The request: Each entry should be quoted word for word, including every mark of punctuation.
**********
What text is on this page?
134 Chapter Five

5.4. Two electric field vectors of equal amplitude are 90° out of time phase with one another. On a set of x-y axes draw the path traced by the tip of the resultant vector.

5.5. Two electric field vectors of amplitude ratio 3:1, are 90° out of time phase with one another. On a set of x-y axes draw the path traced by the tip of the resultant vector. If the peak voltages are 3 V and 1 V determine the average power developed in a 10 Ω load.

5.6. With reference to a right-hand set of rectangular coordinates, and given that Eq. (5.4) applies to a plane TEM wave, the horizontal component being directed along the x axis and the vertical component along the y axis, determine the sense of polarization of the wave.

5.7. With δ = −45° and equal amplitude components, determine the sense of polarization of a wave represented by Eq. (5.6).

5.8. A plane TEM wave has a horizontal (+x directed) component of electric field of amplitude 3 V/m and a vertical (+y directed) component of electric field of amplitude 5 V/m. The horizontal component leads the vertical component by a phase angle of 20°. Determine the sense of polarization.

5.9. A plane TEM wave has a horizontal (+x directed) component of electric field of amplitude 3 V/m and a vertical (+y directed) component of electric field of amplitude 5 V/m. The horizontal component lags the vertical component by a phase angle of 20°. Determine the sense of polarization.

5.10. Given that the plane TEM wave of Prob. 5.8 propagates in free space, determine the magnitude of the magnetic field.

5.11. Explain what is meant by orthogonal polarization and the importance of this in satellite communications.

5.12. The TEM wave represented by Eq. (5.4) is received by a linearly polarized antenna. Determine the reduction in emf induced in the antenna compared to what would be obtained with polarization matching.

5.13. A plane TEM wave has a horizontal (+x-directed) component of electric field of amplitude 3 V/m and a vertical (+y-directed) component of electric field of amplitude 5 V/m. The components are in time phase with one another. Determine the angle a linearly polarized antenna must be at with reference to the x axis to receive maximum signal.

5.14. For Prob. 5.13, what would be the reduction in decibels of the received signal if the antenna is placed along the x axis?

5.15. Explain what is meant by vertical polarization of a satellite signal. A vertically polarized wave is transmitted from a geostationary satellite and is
**********
In response:
What text is on this page?
134 Chapter Five

5.4. Two electric field vectors of equal amplitude are 90° out of time phase with one another. On a set of x-y axes draw the path traced by the tip of the resultant vector.

5.5. Two electric field vectors of amplitude ratio 3:1, are 90° out of time phase with one another. On a set of x-y axes draw the path traced by the tip of the resultant vector. If the peak voltages are 3 V and 1 V determine the average power developed in a 10 Ω load.

5.6. With reference to a right-hand set of rectangular coordinates, and given that Eq. (5.4) applies to a plane TEM wave, the horizontal component being directed along the x axis and the vertical component along the y axis, determine the sense of polarization of the wave.

5.7. With δ = −45° and equal amplitude components, determine the sense of polarization of a wave represented by Eq. (5.6).

5.8. A plane TEM wave has a horizontal (+x directed) component of electric field of amplitude 3 V/m and a vertical (+y directed) component of electric field of amplitude 5 V/m. The horizontal component leads the vertical component by a phase angle of 20°. Determine the sense of polarization.

5.9. A plane TEM wave has a horizontal (+x directed) component of electric field of amplitude 3 V/m and a vertical (+y directed) component of electric field of amplitude 5 V/m. The horizontal component lags the vertical component by a phase angle of 20°. Determine the sense of polarization.

5.10. Given that the plane TEM wave of Prob. 5.8 propagates in free space, determine the magnitude of the magnetic field.

5.11. Explain what is meant by orthogonal polarization and the importance of this in satellite communications.

5.12. The TEM wave represented by Eq. (5.4) is received by a linearly polarized antenna. Determine the reduction in emf induced in the antenna compared to what would be obtained with polarization matching.

5.13. A plane TEM wave has a horizontal (+x-directed) component of electric field of amplitude 3 V/m and a vertical (+y-directed) component of electric field of amplitude 5 V/m. The components are in time phase with one another. Determine the angle a linearly polarized antenna must be at with reference to the x axis to receive maximum signal.

5.14. For Prob. 5.13, what would be the reduction in decibels of the received signal if the antenna is placed along the x axis?

5.15. Explain what is meant by vertical polarization of a satellite signal. A vertically polarized wave is transmitted from a geostationary satellite and is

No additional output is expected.